EXERCISE DESCRIPTION:
Reproduce each line from the records that holds "total".

#### RECORDS TO USE

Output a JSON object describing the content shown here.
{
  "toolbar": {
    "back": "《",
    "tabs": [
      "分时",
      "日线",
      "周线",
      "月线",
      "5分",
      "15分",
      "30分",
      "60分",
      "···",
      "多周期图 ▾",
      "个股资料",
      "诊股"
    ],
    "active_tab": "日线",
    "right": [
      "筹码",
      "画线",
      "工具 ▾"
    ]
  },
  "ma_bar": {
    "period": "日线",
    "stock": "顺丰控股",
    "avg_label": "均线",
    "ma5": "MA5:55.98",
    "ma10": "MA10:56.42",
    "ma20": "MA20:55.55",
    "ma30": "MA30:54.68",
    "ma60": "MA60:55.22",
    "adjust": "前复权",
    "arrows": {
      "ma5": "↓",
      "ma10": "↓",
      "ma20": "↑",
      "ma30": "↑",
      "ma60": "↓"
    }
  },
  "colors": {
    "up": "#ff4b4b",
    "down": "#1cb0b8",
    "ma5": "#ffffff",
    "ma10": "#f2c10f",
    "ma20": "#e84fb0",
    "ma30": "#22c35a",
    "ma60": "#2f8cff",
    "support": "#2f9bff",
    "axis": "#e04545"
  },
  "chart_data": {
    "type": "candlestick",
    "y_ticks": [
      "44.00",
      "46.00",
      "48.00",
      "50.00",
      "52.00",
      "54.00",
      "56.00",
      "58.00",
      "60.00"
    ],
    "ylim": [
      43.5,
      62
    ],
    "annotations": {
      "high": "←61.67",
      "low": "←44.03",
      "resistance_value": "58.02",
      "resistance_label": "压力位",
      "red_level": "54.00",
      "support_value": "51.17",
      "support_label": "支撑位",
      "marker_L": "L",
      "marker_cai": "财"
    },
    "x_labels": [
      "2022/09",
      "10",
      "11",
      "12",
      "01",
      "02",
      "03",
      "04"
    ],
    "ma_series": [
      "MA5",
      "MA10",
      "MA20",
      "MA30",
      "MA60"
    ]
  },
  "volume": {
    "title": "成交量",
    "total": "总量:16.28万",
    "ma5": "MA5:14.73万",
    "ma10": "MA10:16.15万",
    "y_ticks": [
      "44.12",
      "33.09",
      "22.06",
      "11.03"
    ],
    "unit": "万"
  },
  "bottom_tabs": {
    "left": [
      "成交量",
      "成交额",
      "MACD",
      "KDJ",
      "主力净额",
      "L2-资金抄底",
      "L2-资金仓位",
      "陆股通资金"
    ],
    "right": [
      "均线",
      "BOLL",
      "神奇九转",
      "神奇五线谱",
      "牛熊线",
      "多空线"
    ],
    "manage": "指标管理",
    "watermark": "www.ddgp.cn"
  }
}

########
#### RECORDS TO USE

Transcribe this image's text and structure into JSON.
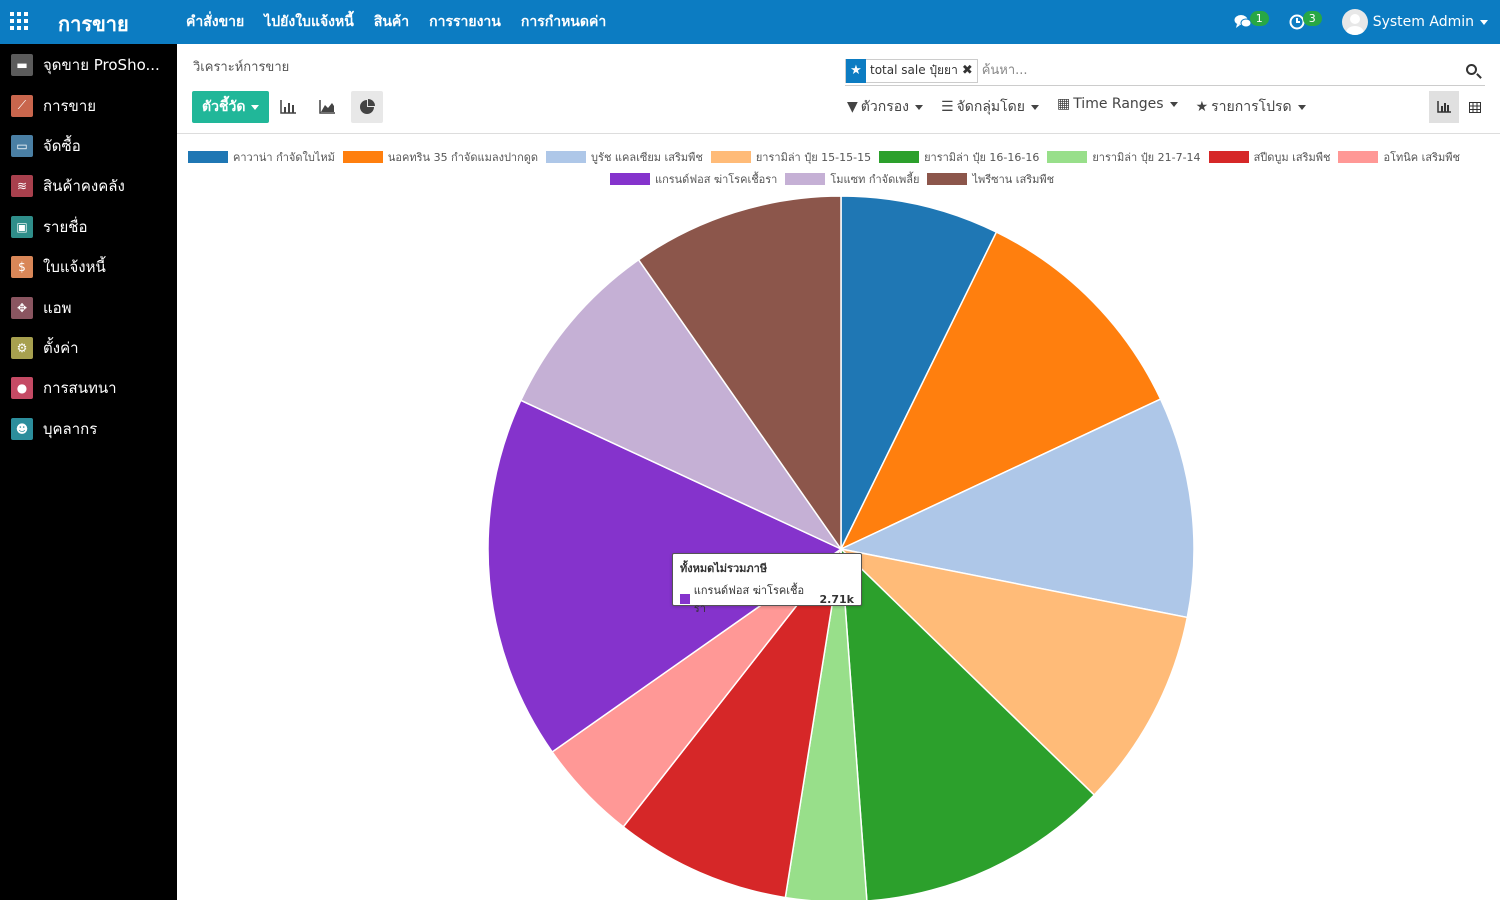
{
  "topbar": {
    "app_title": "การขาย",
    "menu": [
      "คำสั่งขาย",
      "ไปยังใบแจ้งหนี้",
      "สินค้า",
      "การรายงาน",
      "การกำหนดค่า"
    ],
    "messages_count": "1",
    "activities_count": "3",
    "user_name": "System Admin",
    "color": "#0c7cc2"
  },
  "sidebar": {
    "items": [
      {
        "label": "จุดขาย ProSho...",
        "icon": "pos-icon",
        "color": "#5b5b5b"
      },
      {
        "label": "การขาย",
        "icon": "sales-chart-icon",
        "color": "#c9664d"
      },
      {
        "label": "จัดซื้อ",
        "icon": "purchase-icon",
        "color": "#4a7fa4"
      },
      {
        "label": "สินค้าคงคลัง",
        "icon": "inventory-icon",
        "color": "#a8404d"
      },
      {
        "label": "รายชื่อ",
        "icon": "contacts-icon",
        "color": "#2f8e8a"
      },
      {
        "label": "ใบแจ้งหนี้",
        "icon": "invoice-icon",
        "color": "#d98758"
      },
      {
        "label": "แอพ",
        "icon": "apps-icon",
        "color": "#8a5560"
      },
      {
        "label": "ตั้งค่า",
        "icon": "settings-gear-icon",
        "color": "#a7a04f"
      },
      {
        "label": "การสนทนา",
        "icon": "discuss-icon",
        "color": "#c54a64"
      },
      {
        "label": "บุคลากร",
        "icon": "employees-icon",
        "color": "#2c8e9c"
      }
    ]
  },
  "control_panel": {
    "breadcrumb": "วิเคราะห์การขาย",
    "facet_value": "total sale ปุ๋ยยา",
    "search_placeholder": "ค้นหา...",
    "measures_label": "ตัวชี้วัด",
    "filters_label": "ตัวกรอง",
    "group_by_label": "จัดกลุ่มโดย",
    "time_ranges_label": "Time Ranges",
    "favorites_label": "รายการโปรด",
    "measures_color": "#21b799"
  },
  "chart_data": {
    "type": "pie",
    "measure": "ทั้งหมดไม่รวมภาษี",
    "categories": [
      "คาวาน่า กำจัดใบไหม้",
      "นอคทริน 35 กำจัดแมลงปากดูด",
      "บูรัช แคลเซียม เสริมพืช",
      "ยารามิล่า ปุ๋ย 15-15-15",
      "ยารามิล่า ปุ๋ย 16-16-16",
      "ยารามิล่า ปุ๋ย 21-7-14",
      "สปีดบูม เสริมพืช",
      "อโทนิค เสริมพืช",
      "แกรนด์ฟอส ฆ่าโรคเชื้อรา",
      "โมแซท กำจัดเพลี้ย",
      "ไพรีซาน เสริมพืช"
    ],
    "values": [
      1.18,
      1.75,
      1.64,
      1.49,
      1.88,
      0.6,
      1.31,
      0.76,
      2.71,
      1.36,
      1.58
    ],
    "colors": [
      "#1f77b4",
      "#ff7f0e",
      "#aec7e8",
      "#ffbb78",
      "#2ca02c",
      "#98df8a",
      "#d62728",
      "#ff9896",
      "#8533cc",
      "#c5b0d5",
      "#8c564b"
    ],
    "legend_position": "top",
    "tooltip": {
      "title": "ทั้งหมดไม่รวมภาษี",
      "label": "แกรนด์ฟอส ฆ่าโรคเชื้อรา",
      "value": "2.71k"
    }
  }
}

########

RESPONSE TO THIS TASK:
    "total": "总量:16.28万",
    "facet_value": "total sale ปุ๋ยยา",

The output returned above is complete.